» **WORK REQUEST 1**: Rewrite the passage about Hertzberg's legislative career from "If he survived" to "craft of legislating.", replacing "Assembly" with "California State Assembly".
» **WORK REQUEST 2**: Extend the passage about Hertzberg's legislative career with several sentences that pick up after its final sentence.

------ PAGE EXTRACT ------

If he survived the flap relatively unscathed, it might be because his hugs had long been a kind of personal trademark, and because he’s almost universally well-liked in the Legislature, said Marcia Godwin, a professor of public administration at the University of La Verne.
Hertzberg started in politics in 1973 as a driver for then-state Sen. (and later Lt. Gov. and Rep.) Mervyn Dymally. First elected to the Assembly in 1996, he has been in and out of state office longer than any current capitol colleague except Tom Umberg, D-Garden Grove. He has honed the craft of legislating.
“When he was speaker, he would get people into a room on different sides of a bill at 1 a.m. to come to a solution,” said Stuart Waldman, a former Hertzberg chief of staff who now is president of the San Fernando Valley Industry & Commerce Association.
“Many times you had both sides walking out unhappy. But something got done.”
The top legislative accomplishment of Hertzberg’s first term in the Senate was passage of a bill that ends cash bail in California, allowing judges — not a defendant’s ability to pay — determine when a defendant can be released from custody before trial. The bill, SB10, received broad Democratic support and one Republican’s vote.

------ PROVIDED INFORMATION ------

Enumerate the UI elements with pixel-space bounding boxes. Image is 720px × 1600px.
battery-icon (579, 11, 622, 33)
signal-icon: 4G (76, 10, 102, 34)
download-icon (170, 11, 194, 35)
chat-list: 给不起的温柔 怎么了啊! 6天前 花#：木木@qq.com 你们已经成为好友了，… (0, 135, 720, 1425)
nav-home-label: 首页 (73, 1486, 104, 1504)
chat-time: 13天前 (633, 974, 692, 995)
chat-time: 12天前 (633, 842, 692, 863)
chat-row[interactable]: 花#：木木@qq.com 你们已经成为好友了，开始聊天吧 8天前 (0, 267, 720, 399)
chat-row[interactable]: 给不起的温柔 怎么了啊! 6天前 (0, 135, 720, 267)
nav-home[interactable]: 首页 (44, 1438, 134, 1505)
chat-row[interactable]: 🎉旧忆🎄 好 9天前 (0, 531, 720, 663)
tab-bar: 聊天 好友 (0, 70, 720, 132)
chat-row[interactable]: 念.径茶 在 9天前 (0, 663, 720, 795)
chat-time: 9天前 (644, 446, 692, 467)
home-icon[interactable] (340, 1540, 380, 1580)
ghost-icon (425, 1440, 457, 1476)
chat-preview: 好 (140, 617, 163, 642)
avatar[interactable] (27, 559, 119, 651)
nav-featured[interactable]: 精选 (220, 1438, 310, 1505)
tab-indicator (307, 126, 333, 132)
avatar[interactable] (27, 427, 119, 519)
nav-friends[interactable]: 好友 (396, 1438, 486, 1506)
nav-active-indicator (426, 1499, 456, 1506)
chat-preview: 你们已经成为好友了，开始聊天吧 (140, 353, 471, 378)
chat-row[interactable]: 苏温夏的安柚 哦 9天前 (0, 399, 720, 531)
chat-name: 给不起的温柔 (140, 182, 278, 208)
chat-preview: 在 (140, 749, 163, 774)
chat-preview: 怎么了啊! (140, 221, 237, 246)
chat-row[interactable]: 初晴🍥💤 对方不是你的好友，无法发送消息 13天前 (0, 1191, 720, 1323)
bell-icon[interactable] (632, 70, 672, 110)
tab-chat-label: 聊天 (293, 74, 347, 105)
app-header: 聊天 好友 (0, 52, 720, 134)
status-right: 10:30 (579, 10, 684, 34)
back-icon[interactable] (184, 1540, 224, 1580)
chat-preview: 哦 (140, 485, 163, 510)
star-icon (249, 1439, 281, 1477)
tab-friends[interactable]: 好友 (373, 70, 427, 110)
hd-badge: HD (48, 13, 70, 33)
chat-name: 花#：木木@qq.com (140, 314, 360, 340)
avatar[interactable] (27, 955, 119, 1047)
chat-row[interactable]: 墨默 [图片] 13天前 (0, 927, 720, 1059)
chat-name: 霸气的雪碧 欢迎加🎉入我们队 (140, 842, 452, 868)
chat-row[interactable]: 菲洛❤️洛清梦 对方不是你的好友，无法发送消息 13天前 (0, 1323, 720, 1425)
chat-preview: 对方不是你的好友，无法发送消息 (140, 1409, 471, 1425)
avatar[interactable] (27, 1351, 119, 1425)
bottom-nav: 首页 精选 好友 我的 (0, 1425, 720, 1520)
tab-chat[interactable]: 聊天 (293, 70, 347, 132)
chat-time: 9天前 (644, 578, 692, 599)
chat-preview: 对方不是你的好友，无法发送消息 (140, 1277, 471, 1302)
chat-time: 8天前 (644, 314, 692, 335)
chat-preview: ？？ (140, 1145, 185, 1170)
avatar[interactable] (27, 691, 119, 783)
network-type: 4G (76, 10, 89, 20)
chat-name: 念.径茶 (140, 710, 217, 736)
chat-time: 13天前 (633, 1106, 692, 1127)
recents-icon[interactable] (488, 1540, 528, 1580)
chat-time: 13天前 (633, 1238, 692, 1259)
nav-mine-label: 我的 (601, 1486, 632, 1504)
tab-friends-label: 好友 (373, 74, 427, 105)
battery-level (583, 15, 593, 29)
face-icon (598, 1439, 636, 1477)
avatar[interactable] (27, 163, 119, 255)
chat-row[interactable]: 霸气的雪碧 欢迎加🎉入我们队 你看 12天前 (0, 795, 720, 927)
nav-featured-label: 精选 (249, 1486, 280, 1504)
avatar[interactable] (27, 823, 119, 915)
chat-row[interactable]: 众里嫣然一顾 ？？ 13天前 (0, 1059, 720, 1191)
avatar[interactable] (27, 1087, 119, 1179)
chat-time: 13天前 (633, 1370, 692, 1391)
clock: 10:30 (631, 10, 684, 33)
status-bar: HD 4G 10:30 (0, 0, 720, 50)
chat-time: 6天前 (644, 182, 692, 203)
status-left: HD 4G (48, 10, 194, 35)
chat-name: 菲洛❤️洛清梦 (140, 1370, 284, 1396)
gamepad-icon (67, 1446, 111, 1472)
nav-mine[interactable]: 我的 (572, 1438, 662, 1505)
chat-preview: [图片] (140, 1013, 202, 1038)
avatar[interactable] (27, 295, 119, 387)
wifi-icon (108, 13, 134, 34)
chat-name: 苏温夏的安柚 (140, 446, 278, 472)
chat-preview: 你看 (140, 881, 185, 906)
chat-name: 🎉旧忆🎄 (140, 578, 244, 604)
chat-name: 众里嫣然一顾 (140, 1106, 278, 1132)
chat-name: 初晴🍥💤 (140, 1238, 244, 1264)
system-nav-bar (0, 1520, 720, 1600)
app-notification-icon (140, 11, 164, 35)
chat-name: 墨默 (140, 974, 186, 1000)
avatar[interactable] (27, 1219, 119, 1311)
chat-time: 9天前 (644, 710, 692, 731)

------

» **ANSWER SECTION 1**:
If he survived the flap relatively unscathed, it might be because his hugs had long been a kind of personal trademark, and because he’s almost universally well-liked in the Legislature, said Marcia Godwin, a professor of public administration at the University of La Verne.
Hertzberg started in politics in 1973 as a driver for then-state Sen. (and later Lt. Gov. and Rep.) Mervyn Dymally. First elected to the California State Assembly in 1996, he has been in and out of state office longer than any current capitol colleague except Tom Umberg, D-Garden Grove. He has honed the craft of legislating.

» **ANSWER SECTION 2**:
“Obviously his position was persuasive enough to sway me,” said the one, Sen. John Moorlach, R-Costa Mesa. “I thought his argument that (the cash-bail system) penalized the poor was an accurate one.”
Persuasion, Moorlach said, is a “passion” for Hertzberg.
“If he doesn’t see his bill passing, he kicks it up a notch,” Moorlach said. “He’ll pull you aside, he’ll talk to you, he’ll put the pressure on. He’s professional about it.”
‘Speeding it up’
Hertzberg saw his appointment as majority leader as confirmation that, four years after returning to Sacramento, he had become “part of the partnership, helping to lead the Senate.” It also was confirmation that he’ll get along better with Atkins than with her senate president predecessor, de Leon. This portends a potential big finish for Hertzberg’s lawmaking career.
Asked about his legislative priorities, he launches into a list that includes efforts to promote tax reform, economic opportunity zones, earthquake retrofitting, utilities’ wildfire liability issues, storm water capture, and simplification of government forms. And polishing the bail-reform law, depending on what data show about how judges handle the new rules.
His fourth-floor district office affords a scenic view of the bail-bonds stores in the Van Nuys civic center.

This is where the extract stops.